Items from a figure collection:

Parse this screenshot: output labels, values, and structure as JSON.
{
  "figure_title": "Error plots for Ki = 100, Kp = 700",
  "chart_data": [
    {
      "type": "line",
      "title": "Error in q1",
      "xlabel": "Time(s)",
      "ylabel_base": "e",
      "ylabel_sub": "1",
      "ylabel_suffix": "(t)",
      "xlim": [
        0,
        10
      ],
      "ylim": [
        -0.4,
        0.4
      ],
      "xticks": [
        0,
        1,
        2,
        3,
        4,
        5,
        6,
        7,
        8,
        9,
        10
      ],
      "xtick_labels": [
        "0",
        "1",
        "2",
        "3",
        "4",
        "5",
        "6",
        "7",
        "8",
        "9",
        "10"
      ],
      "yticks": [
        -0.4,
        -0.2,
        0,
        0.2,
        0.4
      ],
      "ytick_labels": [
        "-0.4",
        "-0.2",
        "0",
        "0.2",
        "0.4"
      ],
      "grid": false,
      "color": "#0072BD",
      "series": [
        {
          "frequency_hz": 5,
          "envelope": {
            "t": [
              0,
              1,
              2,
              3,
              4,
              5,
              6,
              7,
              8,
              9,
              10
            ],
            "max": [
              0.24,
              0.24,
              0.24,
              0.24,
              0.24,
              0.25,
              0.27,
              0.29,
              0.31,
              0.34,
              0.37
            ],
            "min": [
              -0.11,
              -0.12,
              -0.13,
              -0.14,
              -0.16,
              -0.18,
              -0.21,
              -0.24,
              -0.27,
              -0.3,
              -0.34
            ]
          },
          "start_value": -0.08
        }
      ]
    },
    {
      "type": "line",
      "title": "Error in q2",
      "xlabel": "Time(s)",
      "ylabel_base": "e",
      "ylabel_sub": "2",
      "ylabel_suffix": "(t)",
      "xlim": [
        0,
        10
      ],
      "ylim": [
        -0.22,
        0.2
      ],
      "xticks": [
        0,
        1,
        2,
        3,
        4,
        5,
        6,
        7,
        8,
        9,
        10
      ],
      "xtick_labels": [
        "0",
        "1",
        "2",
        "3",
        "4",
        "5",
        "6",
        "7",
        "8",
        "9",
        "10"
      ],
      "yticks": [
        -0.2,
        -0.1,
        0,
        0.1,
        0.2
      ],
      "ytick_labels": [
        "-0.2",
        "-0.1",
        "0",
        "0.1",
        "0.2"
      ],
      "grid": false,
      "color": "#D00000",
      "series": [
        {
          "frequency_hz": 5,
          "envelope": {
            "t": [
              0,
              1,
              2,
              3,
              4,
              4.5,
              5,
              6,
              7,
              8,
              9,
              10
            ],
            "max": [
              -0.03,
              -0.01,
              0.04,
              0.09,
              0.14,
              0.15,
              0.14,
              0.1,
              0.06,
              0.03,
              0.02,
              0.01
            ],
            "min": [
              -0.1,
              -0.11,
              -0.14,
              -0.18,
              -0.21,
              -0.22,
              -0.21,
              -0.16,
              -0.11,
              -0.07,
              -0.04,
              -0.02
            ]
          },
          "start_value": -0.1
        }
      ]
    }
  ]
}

Problem to work on: Make a verbatim copy of every entry shown above.

Exercise output:
Parse this screenshot: output labels, values, and structure as JSON.
{
  "figure_title": "Error plots for Ki = 100, Kp = 700",
  "chart_data": [
    {
      "type": "line",
      "title": "Error in q1",
      "xlabel": "Time(s)",
      "ylabel_base": "e",
      "ylabel_sub": "1",
      "ylabel_suffix": "(t)",
      "xlim": [
        0,
        10
      ],
      "ylim": [
        -0.4,
        0.4
      ],
      "xticks": [
        0,
        1,
        2,
        3,
        4,
        5,
        6,
        7,
        8,
        9,
        10
      ],
      "xtick_labels": [
        "0",
        "1",
        "2",
        "3",
        "4",
        "5",
        "6",
        "7",
        "8",
        "9",
        "10"
      ],
      "yticks": [
        -0.4,
        -0.2,
        0,
        0.2,
        0.4
      ],
      "ytick_labels": [
        "-0.4",
        "-0.2",
        "0",
        "0.2",
        "0.4"
      ],
      "grid": false,
      "color": "#0072BD",
      "series": [
        {
          "frequency_hz": 5,
          "envelope": {
            "t": [
              0,
              1,
              2,
              3,
              4,
              5,
              6,
              7,
              8,
              9,
              10
            ],
            "max": [
              0.24,
              0.24,
              0.24,
              0.24,
              0.24,
              0.25,
              0.27,
              0.29,
              0.31,
              0.34,
              0.37
            ],
            "min": [
              -0.11,
              -0.12,
              -0.13,
              -0.14,
              -0.16,
              -0.18,
              -0.21,
              -0.24,
              -0.27,
              -0.3,
              -0.34
            ]
          },
          "start_value": -0.08
        }
      ]
    },
    {
      "type": "line",
      "title": "Error in q2",
      "xlabel": "Time(s)",
      "ylabel_base": "e",
      "ylabel_sub": "2",
      "ylabel_suffix": "(t)",
      "xlim": [
        0,
        10
      ],
      "ylim": [
        -0.22,
        0.2
      ],
      "xticks": [
        0,
        1,
        2,
        3,
        4,
        5,
        6,
        7,
        8,
        9,
        10
      ],
      "xtick_labels": [
        "0",
        "1",
        "2",
        "3",
        "4",
        "5",
        "6",
        "7",
        "8",
        "9",
        "10"
      ],
      "yticks": [
        -0.2,
        -0.1,
        0,
        0.1,
        0.2
      ],
      "ytick_labels": [
        "-0.2",
        "-0.1",
        "0",
        "0.1",
        "0.2"
      ],
      "grid": false,
      "color": "#D00000",
      "series": [
        {
          "frequency_hz": 5,
          "envelope": {
            "t": [
              0,
              1,
              2,
              3,
              4,
              4.5,
              5,
              6,
              7,
              8,
              9,
              10
            ],
            "max": [
              -0.03,
              -0.01,
              0.04,
              0.09,
              0.14,
              0.15,
              0.14,
              0.1,
              0.06,
              0.03,
              0.02,
              0.01
            ],
            "min": [
              -0.1,
              -0.11,
              -0.14,
              -0.18,
              -0.21,
              -0.22,
              -0.21,
              -0.16,
              -0.11,
              -0.07,
              -0.04,
              -0.02
            ]
          },
          "start_value": -0.1
        }
      ]
    }
  ]
}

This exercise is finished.